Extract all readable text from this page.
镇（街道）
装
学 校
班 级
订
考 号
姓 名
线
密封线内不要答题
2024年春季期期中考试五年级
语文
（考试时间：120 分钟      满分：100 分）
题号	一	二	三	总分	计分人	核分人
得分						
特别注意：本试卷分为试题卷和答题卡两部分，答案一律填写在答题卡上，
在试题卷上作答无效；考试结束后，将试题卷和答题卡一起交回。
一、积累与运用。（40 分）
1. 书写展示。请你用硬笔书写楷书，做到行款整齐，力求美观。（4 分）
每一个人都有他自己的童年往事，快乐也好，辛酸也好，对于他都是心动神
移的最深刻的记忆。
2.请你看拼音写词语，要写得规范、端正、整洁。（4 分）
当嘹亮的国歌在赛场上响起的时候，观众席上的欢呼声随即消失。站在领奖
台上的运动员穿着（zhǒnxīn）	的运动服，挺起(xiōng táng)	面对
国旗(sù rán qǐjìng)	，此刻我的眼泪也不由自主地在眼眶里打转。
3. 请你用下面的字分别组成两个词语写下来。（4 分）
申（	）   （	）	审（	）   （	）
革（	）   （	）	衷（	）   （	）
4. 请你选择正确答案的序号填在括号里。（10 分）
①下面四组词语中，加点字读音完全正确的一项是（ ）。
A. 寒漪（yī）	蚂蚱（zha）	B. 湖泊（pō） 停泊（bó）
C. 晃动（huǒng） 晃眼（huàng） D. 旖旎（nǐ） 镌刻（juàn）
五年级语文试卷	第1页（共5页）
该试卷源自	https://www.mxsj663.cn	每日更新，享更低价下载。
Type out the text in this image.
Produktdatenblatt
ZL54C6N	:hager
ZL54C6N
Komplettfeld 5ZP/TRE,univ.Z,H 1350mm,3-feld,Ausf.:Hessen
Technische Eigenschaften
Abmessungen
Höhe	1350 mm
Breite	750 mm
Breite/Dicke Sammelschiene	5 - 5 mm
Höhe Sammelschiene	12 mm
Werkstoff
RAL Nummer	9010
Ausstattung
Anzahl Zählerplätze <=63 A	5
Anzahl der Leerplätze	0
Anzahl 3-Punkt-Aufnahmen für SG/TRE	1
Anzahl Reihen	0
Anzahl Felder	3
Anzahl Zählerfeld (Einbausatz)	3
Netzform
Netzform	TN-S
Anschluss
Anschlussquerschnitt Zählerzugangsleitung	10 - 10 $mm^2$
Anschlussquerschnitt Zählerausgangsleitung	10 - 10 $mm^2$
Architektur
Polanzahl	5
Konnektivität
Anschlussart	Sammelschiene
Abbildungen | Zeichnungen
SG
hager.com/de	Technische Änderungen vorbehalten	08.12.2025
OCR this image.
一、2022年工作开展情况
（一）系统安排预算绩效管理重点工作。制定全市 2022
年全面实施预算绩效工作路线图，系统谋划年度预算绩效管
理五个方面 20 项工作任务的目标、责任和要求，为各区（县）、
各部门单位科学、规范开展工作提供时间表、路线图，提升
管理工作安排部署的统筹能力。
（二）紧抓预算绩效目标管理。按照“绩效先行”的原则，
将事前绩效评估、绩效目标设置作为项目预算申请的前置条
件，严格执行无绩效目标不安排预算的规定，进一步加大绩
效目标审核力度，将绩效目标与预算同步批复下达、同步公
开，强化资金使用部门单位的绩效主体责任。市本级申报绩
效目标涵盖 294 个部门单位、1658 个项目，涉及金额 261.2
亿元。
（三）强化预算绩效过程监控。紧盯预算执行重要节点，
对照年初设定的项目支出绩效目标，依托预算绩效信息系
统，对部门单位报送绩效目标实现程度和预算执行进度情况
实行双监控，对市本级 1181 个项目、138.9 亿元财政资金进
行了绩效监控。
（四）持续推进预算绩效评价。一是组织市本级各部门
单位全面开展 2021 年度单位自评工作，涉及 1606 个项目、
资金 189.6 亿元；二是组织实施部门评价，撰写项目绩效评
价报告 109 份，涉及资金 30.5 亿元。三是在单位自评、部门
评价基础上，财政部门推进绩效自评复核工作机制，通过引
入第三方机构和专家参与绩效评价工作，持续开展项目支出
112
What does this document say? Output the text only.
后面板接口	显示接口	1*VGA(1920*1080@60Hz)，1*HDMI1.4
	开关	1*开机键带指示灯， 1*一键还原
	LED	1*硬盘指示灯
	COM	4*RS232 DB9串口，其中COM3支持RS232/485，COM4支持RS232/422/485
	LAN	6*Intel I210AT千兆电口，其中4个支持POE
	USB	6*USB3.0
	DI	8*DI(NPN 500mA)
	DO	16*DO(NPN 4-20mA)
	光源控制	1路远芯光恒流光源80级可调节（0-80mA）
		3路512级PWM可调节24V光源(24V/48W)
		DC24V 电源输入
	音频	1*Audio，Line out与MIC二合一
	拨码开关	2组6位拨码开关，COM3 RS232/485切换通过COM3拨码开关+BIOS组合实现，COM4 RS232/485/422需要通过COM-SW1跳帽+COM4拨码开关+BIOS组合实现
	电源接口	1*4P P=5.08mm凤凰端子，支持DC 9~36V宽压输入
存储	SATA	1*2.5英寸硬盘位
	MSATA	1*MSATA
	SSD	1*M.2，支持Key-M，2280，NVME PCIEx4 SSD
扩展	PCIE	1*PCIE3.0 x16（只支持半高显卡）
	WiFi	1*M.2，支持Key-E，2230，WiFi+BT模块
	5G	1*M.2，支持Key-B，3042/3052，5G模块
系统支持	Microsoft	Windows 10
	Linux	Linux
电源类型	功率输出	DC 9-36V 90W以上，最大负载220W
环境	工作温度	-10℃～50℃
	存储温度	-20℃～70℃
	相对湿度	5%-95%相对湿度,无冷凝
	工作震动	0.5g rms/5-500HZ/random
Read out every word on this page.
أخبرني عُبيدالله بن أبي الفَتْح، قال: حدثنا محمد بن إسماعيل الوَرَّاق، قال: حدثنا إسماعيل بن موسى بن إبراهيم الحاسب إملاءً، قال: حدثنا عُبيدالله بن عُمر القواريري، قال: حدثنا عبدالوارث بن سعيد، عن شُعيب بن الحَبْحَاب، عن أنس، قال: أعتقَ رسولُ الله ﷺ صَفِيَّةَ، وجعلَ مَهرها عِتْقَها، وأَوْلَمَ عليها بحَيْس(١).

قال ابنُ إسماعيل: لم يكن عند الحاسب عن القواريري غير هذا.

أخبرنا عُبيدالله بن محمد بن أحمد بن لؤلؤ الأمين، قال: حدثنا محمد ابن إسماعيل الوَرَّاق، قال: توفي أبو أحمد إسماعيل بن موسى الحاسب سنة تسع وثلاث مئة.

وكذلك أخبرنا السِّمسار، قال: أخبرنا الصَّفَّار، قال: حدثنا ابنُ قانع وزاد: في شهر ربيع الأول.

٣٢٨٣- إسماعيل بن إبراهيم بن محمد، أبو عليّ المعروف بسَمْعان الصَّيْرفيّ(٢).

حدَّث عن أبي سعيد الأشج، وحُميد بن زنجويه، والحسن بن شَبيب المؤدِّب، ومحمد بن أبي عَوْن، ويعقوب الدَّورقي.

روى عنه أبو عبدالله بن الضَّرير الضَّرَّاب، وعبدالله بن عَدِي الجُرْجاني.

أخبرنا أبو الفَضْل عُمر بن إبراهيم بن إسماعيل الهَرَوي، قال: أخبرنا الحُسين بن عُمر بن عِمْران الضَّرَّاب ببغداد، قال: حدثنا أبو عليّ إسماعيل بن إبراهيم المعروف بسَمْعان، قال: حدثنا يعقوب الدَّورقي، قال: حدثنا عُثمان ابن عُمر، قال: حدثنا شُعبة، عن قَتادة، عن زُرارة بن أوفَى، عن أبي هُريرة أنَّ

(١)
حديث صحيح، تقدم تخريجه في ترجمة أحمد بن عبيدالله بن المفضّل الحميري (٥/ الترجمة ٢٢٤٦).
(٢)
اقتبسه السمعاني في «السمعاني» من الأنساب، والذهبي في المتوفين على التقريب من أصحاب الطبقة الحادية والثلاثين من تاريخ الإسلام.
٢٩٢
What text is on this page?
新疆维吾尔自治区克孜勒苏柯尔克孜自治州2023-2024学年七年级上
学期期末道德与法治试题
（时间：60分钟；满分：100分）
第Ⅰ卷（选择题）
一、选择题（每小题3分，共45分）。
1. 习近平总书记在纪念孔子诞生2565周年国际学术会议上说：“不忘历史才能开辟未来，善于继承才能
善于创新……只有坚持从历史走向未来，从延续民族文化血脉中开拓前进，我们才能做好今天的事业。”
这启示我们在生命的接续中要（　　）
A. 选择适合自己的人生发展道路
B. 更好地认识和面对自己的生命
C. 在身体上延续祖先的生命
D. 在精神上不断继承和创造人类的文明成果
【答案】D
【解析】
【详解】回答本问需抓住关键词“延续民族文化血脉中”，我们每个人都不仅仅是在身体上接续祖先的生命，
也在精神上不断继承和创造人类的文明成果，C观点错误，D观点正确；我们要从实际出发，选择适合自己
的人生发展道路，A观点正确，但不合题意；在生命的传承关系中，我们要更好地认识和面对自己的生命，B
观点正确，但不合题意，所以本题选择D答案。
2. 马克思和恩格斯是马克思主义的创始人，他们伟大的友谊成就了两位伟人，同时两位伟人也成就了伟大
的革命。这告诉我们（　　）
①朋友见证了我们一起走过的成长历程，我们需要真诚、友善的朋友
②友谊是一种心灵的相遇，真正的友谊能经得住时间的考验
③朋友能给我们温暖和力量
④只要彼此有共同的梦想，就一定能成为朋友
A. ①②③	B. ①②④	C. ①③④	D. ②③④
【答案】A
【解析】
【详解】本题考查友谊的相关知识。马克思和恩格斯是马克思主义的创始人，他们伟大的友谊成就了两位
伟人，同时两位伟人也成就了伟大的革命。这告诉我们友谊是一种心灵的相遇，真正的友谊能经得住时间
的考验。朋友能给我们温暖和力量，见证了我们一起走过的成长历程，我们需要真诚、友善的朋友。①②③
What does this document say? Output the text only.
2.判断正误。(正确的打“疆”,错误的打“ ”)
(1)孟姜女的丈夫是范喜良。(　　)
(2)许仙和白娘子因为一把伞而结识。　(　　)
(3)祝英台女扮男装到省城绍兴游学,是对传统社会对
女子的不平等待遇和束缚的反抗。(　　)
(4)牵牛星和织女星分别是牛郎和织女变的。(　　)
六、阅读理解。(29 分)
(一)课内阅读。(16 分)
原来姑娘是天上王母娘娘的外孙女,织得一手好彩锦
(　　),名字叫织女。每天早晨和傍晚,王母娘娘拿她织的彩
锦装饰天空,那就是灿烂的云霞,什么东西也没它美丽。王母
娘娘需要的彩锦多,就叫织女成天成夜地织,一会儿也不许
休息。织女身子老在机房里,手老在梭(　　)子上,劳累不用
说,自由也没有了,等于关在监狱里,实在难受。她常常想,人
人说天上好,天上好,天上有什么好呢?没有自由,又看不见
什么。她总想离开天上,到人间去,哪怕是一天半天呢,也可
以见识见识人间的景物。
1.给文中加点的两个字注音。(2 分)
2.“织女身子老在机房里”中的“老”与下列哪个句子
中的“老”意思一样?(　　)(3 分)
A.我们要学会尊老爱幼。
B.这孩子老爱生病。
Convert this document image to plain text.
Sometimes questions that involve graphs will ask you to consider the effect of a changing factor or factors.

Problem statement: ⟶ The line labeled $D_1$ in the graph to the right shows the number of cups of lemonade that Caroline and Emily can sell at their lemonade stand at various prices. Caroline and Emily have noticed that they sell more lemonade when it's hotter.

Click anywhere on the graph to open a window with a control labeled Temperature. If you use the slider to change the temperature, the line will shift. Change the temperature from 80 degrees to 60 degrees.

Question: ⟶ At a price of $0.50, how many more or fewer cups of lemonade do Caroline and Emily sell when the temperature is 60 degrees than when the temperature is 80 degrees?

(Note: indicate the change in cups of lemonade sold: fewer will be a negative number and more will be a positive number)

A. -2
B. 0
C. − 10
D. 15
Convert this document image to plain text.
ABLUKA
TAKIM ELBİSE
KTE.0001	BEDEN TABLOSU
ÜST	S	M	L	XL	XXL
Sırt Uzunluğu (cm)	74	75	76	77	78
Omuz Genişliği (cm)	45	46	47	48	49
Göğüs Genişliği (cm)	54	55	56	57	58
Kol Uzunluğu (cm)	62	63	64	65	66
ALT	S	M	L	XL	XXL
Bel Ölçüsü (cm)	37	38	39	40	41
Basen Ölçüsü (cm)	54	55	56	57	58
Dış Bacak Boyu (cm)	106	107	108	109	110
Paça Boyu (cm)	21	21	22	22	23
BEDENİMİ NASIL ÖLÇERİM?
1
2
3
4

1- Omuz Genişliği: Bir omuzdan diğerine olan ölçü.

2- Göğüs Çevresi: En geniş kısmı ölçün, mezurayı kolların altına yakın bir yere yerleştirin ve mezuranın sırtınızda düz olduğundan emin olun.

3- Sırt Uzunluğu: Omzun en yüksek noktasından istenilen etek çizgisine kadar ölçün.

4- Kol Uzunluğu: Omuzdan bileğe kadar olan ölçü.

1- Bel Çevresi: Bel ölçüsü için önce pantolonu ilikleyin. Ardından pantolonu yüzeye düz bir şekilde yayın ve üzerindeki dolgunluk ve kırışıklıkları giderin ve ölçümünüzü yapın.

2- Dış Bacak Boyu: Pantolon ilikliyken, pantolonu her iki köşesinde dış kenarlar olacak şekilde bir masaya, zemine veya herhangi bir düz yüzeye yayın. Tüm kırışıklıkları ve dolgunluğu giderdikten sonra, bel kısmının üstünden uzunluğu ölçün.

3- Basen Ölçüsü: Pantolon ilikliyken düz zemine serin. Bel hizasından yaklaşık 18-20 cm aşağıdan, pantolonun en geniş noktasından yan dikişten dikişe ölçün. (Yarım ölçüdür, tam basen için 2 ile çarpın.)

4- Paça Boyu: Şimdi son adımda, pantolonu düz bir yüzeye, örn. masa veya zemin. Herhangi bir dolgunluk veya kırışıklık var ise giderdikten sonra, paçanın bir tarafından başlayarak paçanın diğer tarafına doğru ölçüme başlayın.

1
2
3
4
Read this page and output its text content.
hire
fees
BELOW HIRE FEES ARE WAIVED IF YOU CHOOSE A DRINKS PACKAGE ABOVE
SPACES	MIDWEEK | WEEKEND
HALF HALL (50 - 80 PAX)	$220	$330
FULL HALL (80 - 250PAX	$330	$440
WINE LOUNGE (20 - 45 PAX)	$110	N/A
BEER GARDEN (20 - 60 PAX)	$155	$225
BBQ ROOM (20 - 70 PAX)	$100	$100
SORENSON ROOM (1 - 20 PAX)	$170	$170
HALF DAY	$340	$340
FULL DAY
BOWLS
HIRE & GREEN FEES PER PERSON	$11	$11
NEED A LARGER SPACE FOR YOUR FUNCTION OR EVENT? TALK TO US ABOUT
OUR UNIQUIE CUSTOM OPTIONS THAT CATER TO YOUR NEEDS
★ ★ ★ ★ ★
**WHAT IS NEEDED:**
Give only a number: how many lines of the data hold the string "ilikliyken"?

**WORKED SOLUTION:**
2